Gather all lines in the data that hold the string "another".

## Start RECORDS PROVIDED

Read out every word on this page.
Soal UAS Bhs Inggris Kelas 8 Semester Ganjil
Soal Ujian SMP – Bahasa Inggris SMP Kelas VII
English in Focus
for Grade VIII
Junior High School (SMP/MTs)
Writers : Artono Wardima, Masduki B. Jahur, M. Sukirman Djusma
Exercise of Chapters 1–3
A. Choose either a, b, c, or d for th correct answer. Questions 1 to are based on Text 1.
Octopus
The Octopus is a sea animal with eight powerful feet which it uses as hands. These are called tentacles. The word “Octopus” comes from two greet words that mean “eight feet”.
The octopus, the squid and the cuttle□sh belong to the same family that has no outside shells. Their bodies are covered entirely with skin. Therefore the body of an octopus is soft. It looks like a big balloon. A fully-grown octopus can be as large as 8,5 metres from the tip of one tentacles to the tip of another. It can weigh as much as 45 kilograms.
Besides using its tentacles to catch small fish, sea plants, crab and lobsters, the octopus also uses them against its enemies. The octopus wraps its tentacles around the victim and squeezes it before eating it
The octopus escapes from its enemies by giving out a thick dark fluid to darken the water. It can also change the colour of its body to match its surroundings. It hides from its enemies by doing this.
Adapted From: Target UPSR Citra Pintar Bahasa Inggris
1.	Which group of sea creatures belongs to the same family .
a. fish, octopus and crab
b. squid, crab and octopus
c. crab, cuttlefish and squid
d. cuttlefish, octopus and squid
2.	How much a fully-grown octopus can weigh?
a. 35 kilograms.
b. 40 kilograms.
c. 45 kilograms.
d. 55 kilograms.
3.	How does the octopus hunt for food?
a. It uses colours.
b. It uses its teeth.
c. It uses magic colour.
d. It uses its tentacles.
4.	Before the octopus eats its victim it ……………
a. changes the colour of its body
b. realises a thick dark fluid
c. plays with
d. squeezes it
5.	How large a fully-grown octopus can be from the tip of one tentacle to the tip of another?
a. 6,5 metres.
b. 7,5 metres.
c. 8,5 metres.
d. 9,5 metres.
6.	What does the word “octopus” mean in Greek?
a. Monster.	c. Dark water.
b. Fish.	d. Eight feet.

## End RECORDS PROVIDED

[SOLVED PROBLEM]
The octopus, the squid and the cuttle□sh belong to the same family that has no outside shells. Their bodies are covered entirely with skin. Therefore the body of an octopus is soft. It looks like a big balloon. A fully-grown octopus can be as large as 8,5 metres from the tip of one tentacles to the tip of another. It can weigh as much as 45 kilograms.
5.	How large a fully-grown octopus can be from the tip of one tentacle to the tip of another?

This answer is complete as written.